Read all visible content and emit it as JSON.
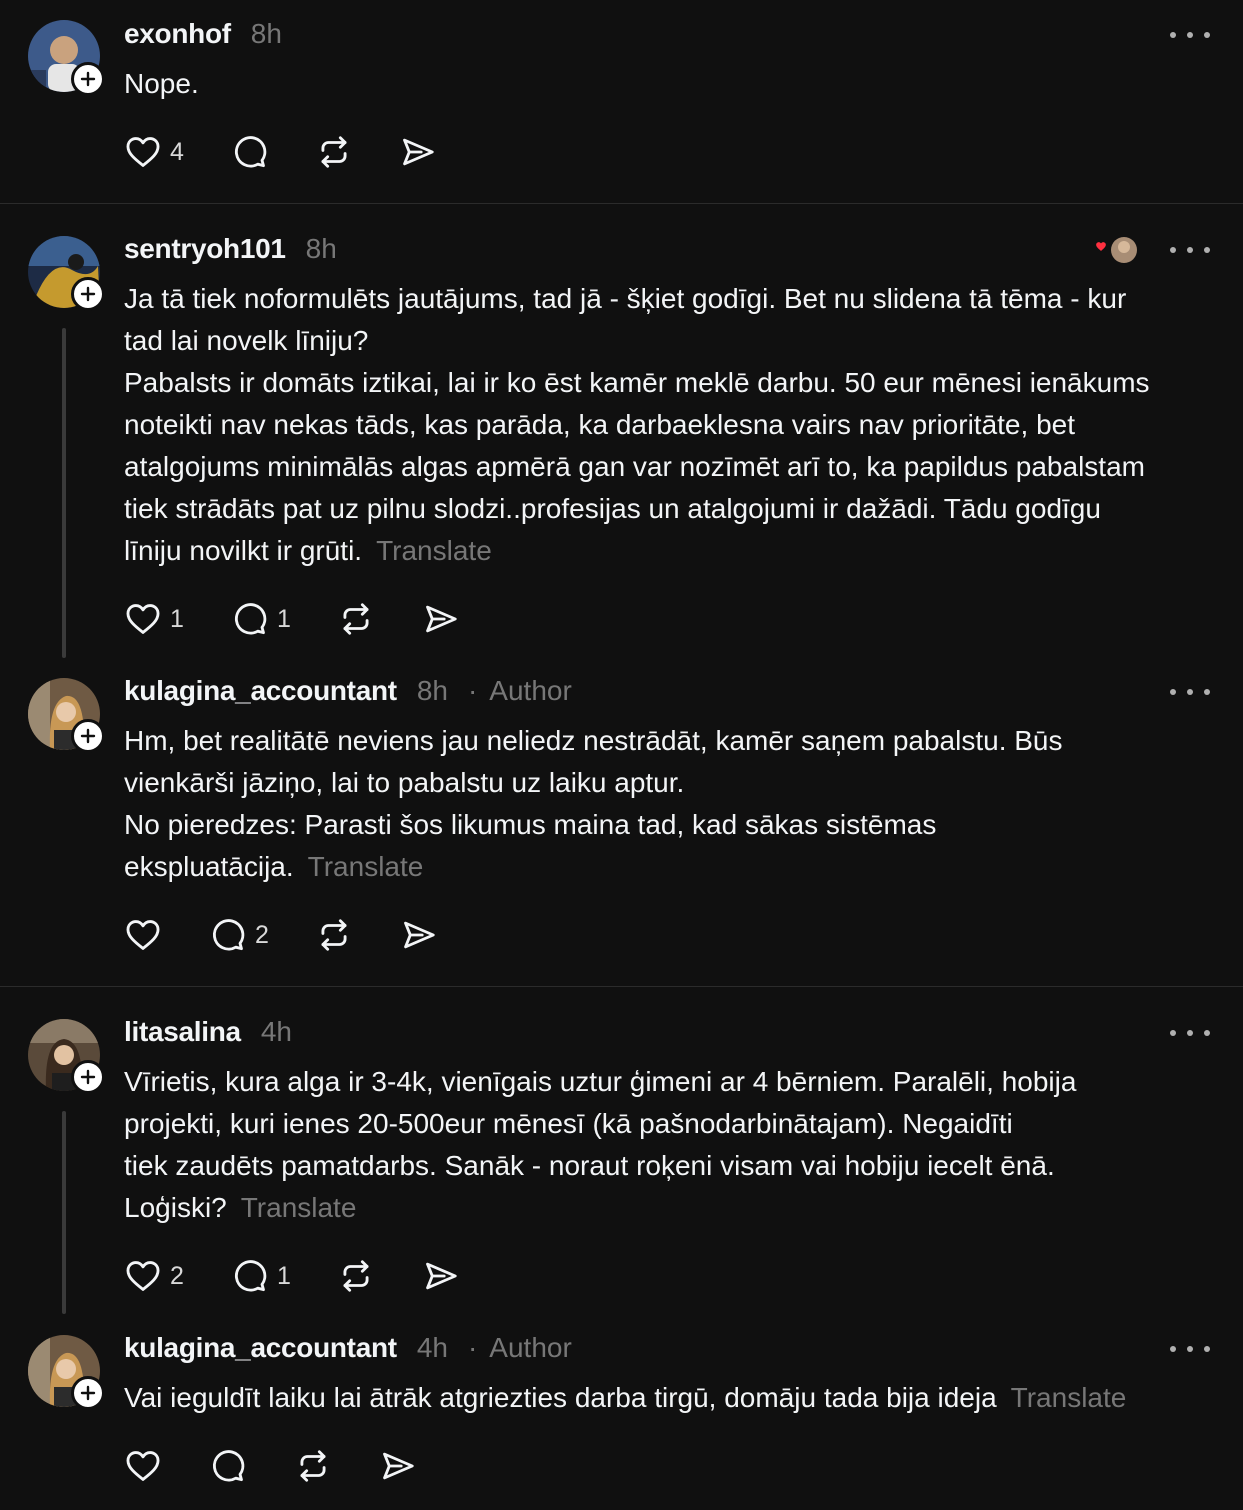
{
  "posts": [
    {
      "username": "exonhof",
      "time": "8h",
      "lines": [
        "Nope."
      ],
      "translate": "",
      "likes": "4",
      "replies": ""
    },
    {
      "username": "sentryoh101",
      "time": "8h",
      "lines": [
        "Ja tā tiek noformulēts jautājums, tad jā - šķiet godīgi. Bet nu slidena tā tēma - kur",
        "tad lai novelk līniju?",
        "Pabalsts ir domāts iztikai, lai ir ko ēst kamēr meklē darbu. 50 eur mēnesi ienākums",
        "noteikti nav nekas tāds, kas parāda, ka darbaeklesna vairs nav prioritāte, bet",
        "atalgojums minimālās algas apmērā gan var nozīmēt arī to, ka papildus pabalstam",
        "tiek strādāts pat uz pilnu slodzi..profesijas un atalgojumi ir dažādi. Tādu godīgu",
        "līniju novilkt ir grūti."
      ],
      "translate": "Translate",
      "likes": "1",
      "replies": "1"
    },
    {
      "username": "kulagina_accountant",
      "time": "8h",
      "author_dot": "·",
      "author_label": "Author",
      "lines": [
        "Hm, bet realitātē neviens jau neliedz nestrādāt, kamēr saņem pabalstu. Būs",
        "vienkārši jāziņo, lai to pabalstu uz laiku aptur.",
        "No pieredzes: Parasti šos likumus maina tad, kad sākas sistēmas",
        "ekspluatācija."
      ],
      "translate": "Translate",
      "likes": "",
      "replies": "2"
    },
    {
      "username": "litasalina",
      "time": "4h",
      "lines": [
        "Vīrietis, kura alga ir 3-4k, vienīgais uztur ģimeni ar 4 bērniem. Paralēli, hobija",
        "projekti, kuri ienes 20-500eur mēnesī (kā pašnodarbinātajam). Negaidīti",
        "tiek zaudēts pamatdarbs. Sanāk - noraut roķeni visam vai hobiju iecelt ēnā.",
        "Loģiski?"
      ],
      "translate": "Translate",
      "likes": "2",
      "replies": "1"
    },
    {
      "username": "kulagina_accountant",
      "time": "4h",
      "author_dot": "·",
      "author_label": "Author",
      "lines": [
        "Vai ieguldīt laiku lai ātrāk atgriezties darba tirgū, domāju tada bija ideja"
      ],
      "translate": "Translate",
      "likes": "",
      "replies": ""
    }
  ],
  "icons": {
    "like": "heart-icon",
    "reply": "comment-icon",
    "repost": "repost-icon",
    "share": "share-icon",
    "more": "more-icon",
    "follow": "plus-icon"
  },
  "colors": {
    "background": "#101010",
    "text": "#f3f5f7",
    "muted": "#777777",
    "liked_heart": "#ff3040"
  }
}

● ● ● ●

◆ Your instructions
Transcribe all entries above exactly. Drop the pictures.

◆ Output of the task
Read all visible content and emit it as JSON.
{
  "posts": [
    {
      "username": "exonhof",
      "time": "8h",
      "lines": [
        "Nope."
      ],
      "translate": "",
      "likes": "4",
      "replies": ""
    },
    {
      "username": "sentryoh101",
      "time": "8h",
      "lines": [
        "Ja tā tiek noformulēts jautājums, tad jā - šķiet godīgi. Bet nu slidena tā tēma - kur",
        "tad lai novelk līniju?",
        "Pabalsts ir domāts iztikai, lai ir ko ēst kamēr meklē darbu. 50 eur mēnesi ienākums",
        "noteikti nav nekas tāds, kas parāda, ka darbaeklesna vairs nav prioritāte, bet",
        "atalgojums minimālās algas apmērā gan var nozīmēt arī to, ka papildus pabalstam",
        "tiek strādāts pat uz pilnu slodzi..profesijas un atalgojumi ir dažādi. Tādu godīgu",
        "līniju novilkt ir grūti."
      ],
      "translate": "Translate",
      "likes": "1",
      "replies": "1"
    },
    {
      "username": "kulagina_accountant",
      "time": "8h",
      "author_dot": "·",
      "author_label": "Author",
      "lines": [
        "Hm, bet realitātē neviens jau neliedz nestrādāt, kamēr saņem pabalstu. Būs",
        "vienkārši jāziņo, lai to pabalstu uz laiku aptur.",
        "No pieredzes: Parasti šos likumus maina tad, kad sākas sistēmas",
        "ekspluatācija."
      ],
      "translate": "Translate",
      "likes": "",
      "replies": "2"
    },
    {
      "username": "litasalina",
      "time": "4h",
      "lines": [
        "Vīrietis, kura alga ir 3-4k, vienīgais uztur ģimeni ar 4 bērniem. Paralēli, hobija",
        "projekti, kuri ienes 20-500eur mēnesī (kā pašnodarbinātajam). Negaidīti",
        "tiek zaudēts pamatdarbs. Sanāk - noraut roķeni visam vai hobiju iecelt ēnā.",
        "Loģiski?"
      ],
      "translate": "Translate",
      "likes": "2",
      "replies": "1"
    },
    {
      "username": "kulagina_accountant",
      "time": "4h",
      "author_dot": "·",
      "author_label": "Author",
      "lines": [
        "Vai ieguldīt laiku lai ātrāk atgriezties darba tirgū, domāju tada bija ideja"
      ],
      "translate": "Translate",
      "likes": "",
      "replies": ""
    }
  ],
  "icons": {
    "like": "heart-icon",
    "reply": "comment-icon",
    "repost": "repost-icon",
    "share": "share-icon",
    "more": "more-icon",
    "follow": "plus-icon"
  },
  "colors": {
    "background": "#101010",
    "text": "#f3f5f7",
    "muted": "#777777",
    "liked_heart": "#ff3040"
  }
}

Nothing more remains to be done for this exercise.